_Your instructions_:
Select and reproduce each line of the listing below that bears the string "leurs".

_Listing_:
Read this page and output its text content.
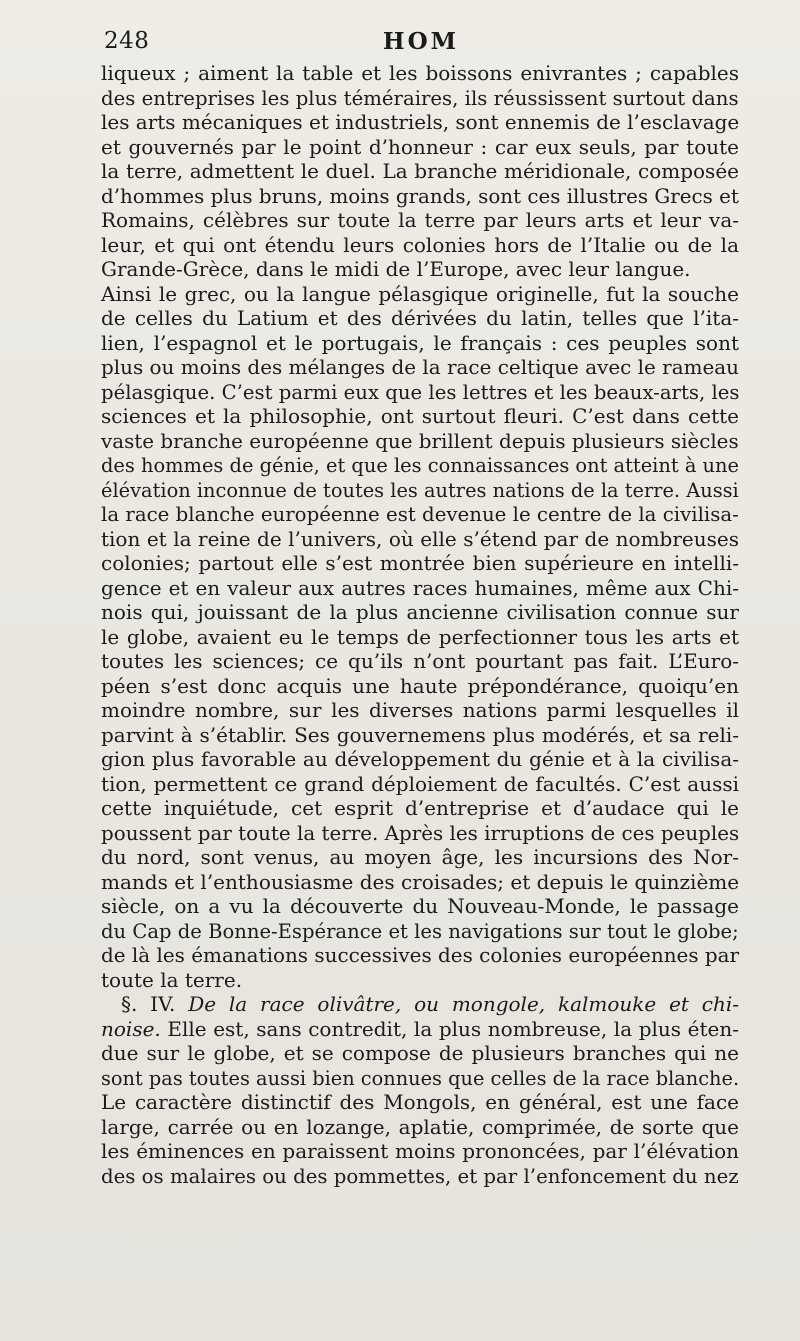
248	HOM
liqueux ; aiment la table et les boissons enivrantes ; capables
des entreprises les plus téméraires, ils réussissent surtout dans
les arts mécaniques et industriels, sont ennemis de l’esclavage
et gouvernés par le point d’honneur : car eux seuls, par toute
la terre, admettent le duel. La branche méridionale, composée
d’hommes plus bruns, moins grands, sont ces illustres Grecs et
Romains, célèbres sur toute la terre par leurs arts et leur va-
leur, et qui ont étendu leurs colonies hors de l’Italie ou de la
Grande-Grèce, dans le midi de l’Europe, avec leur langue.
Ainsi le grec, ou la langue pélasgique originelle, fut la souche
de celles du Latium et des dérivées du latin, telles que l’ita-
lien, l’espagnol et le portugais, le français : ces peuples sont
plus ou moins des mélanges de la race celtique avec le rameau
pélasgique. C’est parmi eux que les lettres et les beaux-arts, les
sciences et la philosophie, ont surtout fleuri. C’est dans cette
vaste branche européenne que brillent depuis plusieurs siècles
des hommes de génie, et que les connaissances ont atteint à une
élévation inconnue de toutes les autres nations de la terre. Aussi
la race blanche européenne est devenue le centre de la civilisa-
tion et la reine de l’univers, où elle s’étend par de nombreuses
colonies; partout elle s’est montrée bien supérieure en intelli-
gence et en valeur aux autres races humaines, même aux Chi-
nois qui, jouissant de la plus ancienne civilisation connue sur
le globe, avaient eu le temps de perfectionner tous les arts et
toutes les sciences; ce qu’ils n’ont pourtant pas fait. L’Euro-
péen s’est donc acquis une haute prépondérance, quoiqu’en
moindre nombre, sur les diverses nations parmi lesquelles il
parvint à s’établir. Ses gouvernemens plus modérés, et sa reli-
gion plus favorable au développement du génie et à la civilisa-
tion, permettent ce grand déploiement de facultés. C’est aussi
cette inquiétude, cet esprit d’entreprise et d’audace qui le
poussent par toute la terre. Après les irruptions de ces peuples
du nord, sont venus, au moyen âge, les incursions des Nor-
mands et l’enthousiasme des croisades; et depuis le quinzième
siècle, on a vu la découverte du Nouveau-Monde, le passage
du Cap de Bonne-Espérance et les navigations sur tout le globe;
de là les émanations successives des colonies européennes par
toute la terre.
§. IV. De la race olivâtre, ou mongole, kalmouke et chi-
noise. Elle est, sans contredit, la plus nombreuse, la plus éten-
due sur le globe, et se compose de plusieurs branches qui ne
sont pas toutes aussi bien connues que celles de la race blanche.
Le caractère distinctif des Mongols, en général, est une face
large, carrée ou en lozange, aplatie, comprimée, de sorte que
les éminences en paraissent moins prononcées, par l’élévation
des os malaires ou des pommettes, et par l’enfoncement du nez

_Exercise solution_:
Romains, célèbres sur toute la terre par leurs arts et leur va-
leur, et qui ont étendu leurs colonies hors de l’Italie ou de la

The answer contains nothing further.